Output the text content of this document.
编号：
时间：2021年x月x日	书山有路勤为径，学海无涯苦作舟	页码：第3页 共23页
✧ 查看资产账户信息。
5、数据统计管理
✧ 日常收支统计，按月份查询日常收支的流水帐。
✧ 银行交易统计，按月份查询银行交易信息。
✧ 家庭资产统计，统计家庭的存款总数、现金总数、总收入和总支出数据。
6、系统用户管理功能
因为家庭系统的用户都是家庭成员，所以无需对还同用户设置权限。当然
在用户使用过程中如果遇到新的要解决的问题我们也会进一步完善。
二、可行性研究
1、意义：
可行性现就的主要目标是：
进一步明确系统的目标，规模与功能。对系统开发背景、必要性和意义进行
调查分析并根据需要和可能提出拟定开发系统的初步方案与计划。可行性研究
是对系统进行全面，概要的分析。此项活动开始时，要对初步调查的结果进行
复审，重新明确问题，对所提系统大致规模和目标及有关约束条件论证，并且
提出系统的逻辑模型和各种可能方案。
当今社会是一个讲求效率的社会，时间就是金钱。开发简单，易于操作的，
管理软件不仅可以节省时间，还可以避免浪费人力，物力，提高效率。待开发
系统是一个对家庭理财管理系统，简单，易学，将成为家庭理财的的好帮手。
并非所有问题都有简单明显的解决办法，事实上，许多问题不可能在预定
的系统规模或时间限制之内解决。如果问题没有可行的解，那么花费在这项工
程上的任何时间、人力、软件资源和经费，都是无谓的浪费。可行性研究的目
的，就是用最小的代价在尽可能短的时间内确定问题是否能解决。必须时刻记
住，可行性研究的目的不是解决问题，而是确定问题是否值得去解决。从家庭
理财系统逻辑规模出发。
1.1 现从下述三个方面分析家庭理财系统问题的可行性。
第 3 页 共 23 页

----------------------------------------

■ Work to complete ■
Please quote the records above exactly, without skipping a line.

■ Exercise solution ■
Output the text content of this document.
编号：
时间：2021年x月x日	书山有路勤为径，学海无涯苦作舟	页码：第3页 共23页
✧ 查看资产账户信息。
5、数据统计管理
✧ 日常收支统计，按月份查询日常收支的流水帐。
✧ 银行交易统计，按月份查询银行交易信息。
✧ 家庭资产统计，统计家庭的存款总数、现金总数、总收入和总支出数据。
6、系统用户管理功能
因为家庭系统的用户都是家庭成员，所以无需对还同用户设置权限。当然
在用户使用过程中如果遇到新的要解决的问题我们也会进一步完善。
二、可行性研究
1、意义：
可行性现就的主要目标是：
进一步明确系统的目标，规模与功能。对系统开发背景、必要性和意义进行
调查分析并根据需要和可能提出拟定开发系统的初步方案与计划。可行性研究
是对系统进行全面，概要的分析。此项活动开始时，要对初步调查的结果进行
复审，重新明确问题，对所提系统大致规模和目标及有关约束条件论证，并且
提出系统的逻辑模型和各种可能方案。
当今社会是一个讲求效率的社会，时间就是金钱。开发简单，易于操作的，
管理软件不仅可以节省时间，还可以避免浪费人力，物力，提高效率。待开发
系统是一个对家庭理财管理系统，简单，易学，将成为家庭理财的的好帮手。
并非所有问题都有简单明显的解决办法，事实上，许多问题不可能在预定
的系统规模或时间限制之内解决。如果问题没有可行的解，那么花费在这项工
程上的任何时间、人力、软件资源和经费，都是无谓的浪费。可行性研究的目
的，就是用最小的代价在尽可能短的时间内确定问题是否能解决。必须时刻记
住，可行性研究的目的不是解决问题，而是确定问题是否值得去解决。从家庭
理财系统逻辑规模出发。
1.1 现从下述三个方面分析家庭理财系统问题的可行性。
第 3 页 共 23 页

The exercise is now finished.